--- Start EXTRACTED INFORMATION ---

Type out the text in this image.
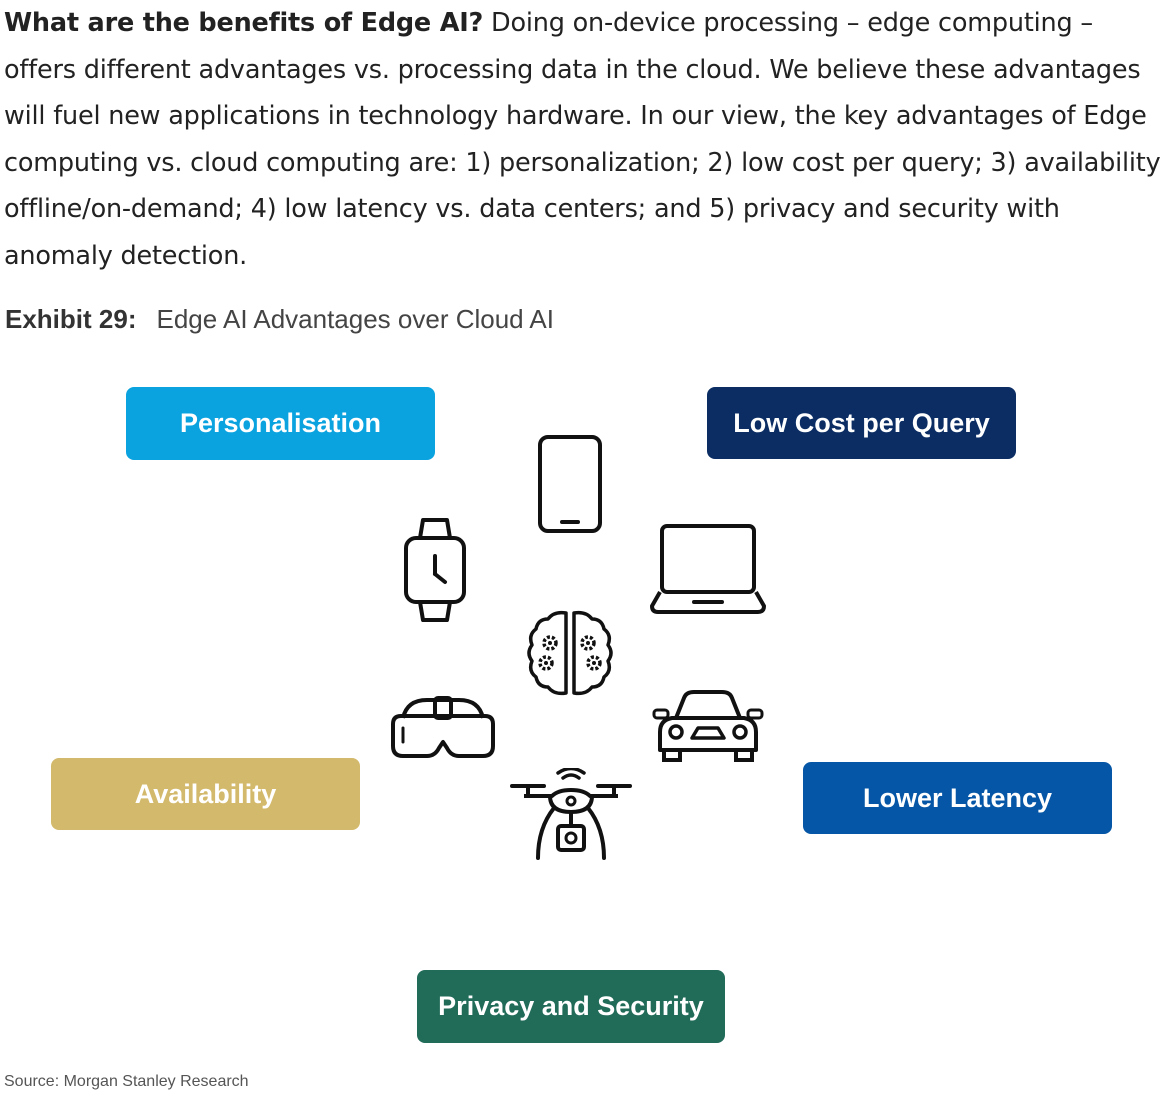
What are the benefits of Edge AI? Doing on-device processing – edge computing – offers different advantages vs. processing data in the cloud. We believe these advantages will fuel new applications in technology hardware. In our view, the key advantages of Edge computing vs. cloud computing are: 1) personalization; 2) low cost per query; 3) availability offline/on-demand; 4) low latency vs. data centers; and 5) privacy and security with anomaly detection.

Exhibit 29: Edge AI Advantages over Cloud AI
Personalisation	Low Cost per Query
Availability	Lower Latency
Privacy and Security
Source: Morgan Stanley Research
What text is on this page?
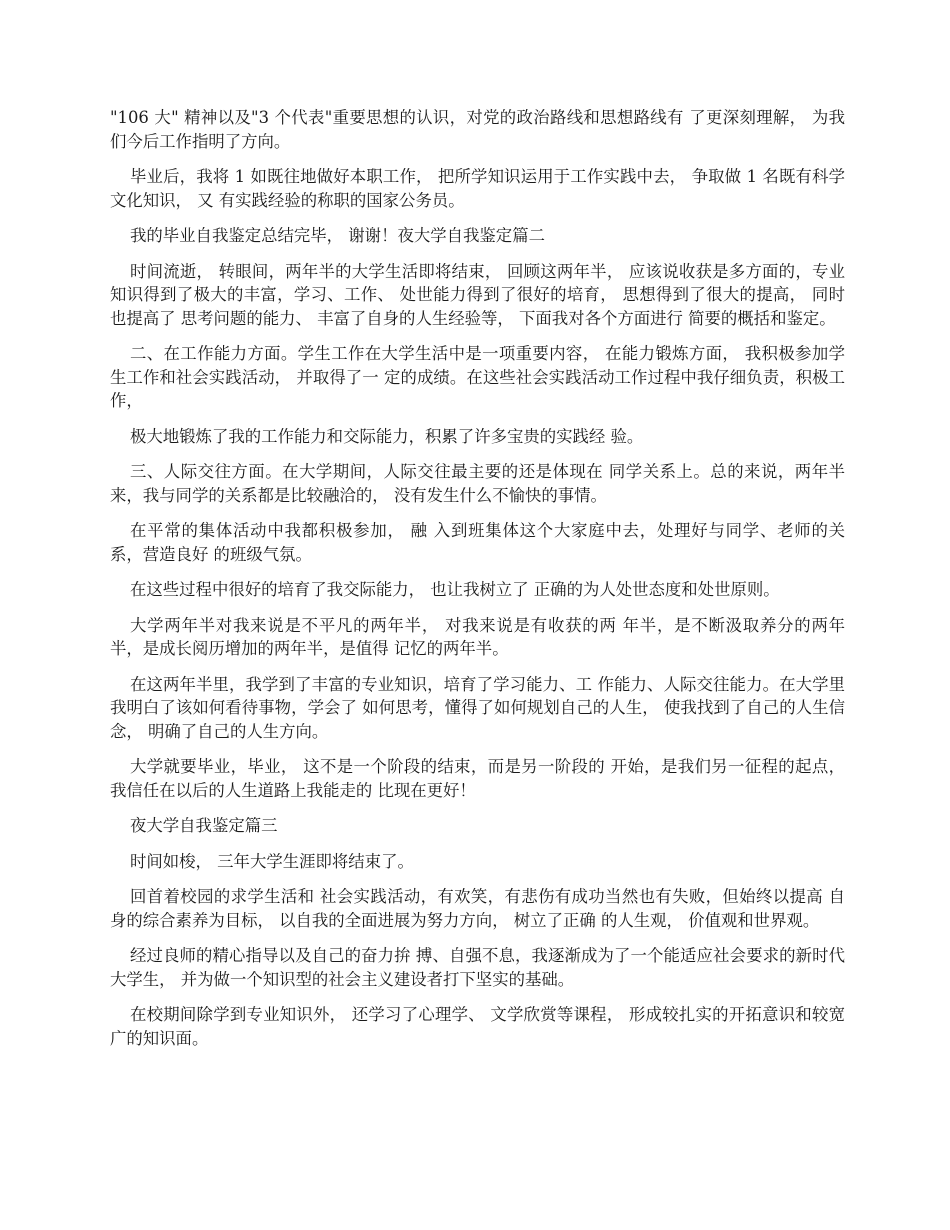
"106 大" 精神以及"3 个代表"重要思想的认识，对党的政治路线和思想路线有 了更深刻理解， 为我们今后工作指明了方向。

毕业后，我将 1 如既往地做好本职工作， 把所学知识运用于工作实践中去， 争取做 1 名既有科学文化知识， 又 有实践经验的称职的国家公务员。

我的毕业自我鉴定总结完毕， 谢谢！夜大学自我鉴定篇二

时间流逝， 转眼间，两年半的大学生活即将结束， 回顾这两年半， 应该说收获是多方面的，专业知识得到了极大的丰富，学习、工作、 处世能力得到了很好的培育， 思想得到了很大的提高， 同时也提高了 思考问题的能力、 丰富了自身的人生经验等， 下面我对各个方面进行 简要的概括和鉴定。

二、在工作能力方面。学生工作在大学生活中是一项重要内容， 在能力锻炼方面， 我积极参加学生工作和社会实践活动， 并取得了一 定的成绩。在这些社会实践活动工作过程中我仔细负责，积极工作，

极大地锻炼了我的工作能力和交际能力，积累了许多宝贵的实践经 验。

三、人际交往方面。在大学期间，人际交往最主要的还是体现在 同学关系上。总的来说，两年半来，我与同学的关系都是比较融洽的， 没有发生什么不愉快的事情。

在平常的集体活动中我都积极参加， 融 入到班集体这个大家庭中去，处理好与同学、老师的关系，营造良好 的班级气氛。

在这些过程中很好的培育了我交际能力， 也让我树立了 正确的为人处世态度和处世原则。

大学两年半对我来说是不平凡的两年半， 对我来说是有收获的两 年半，是不断汲取养分的两年半，是成长阅历增加的两年半，是值得 记忆的两年半。

在这两年半里，我学到了丰富的专业知识，培育了学习能力、工 作能力、人际交往能力。在大学里我明白了该如何看待事物，学会了 如何思考，懂得了如何规划自己的人生， 使我找到了自己的人生信念， 明确了自己的人生方向。

大学就要毕业，毕业， 这不是一个阶段的结束，而是另一阶段的 开始，是我们另一征程的起点， 我信任在以后的人生道路上我能走的 比现在更好！

夜大学自我鉴定篇三

时间如梭， 三年大学生涯即将结束了。

回首着校园的求学生活和 社会实践活动，有欢笑，有悲伤有成功当然也有失败，但始终以提高 自身的综合素养为目标， 以自我的全面进展为努力方向， 树立了正确 的人生观， 价值观和世界观。

经过良师的精心指导以及自己的奋力拚 搏、自强不息，我逐渐成为了一个能适应社会要求的新时代大学生， 并为做一个知识型的社会主义建设者打下坚实的基础。

在校期间除学到专业知识外， 还学习了心理学、 文学欣赏等课程， 形成较扎实的开拓意识和较宽广的知识面。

--- End EXTRACTED INFORMATION ---

§ TASK GOAL
From the data, pick out every line that includes "this".

§ TASK SOLUTION
Type out the text in this image.
What text is on this page?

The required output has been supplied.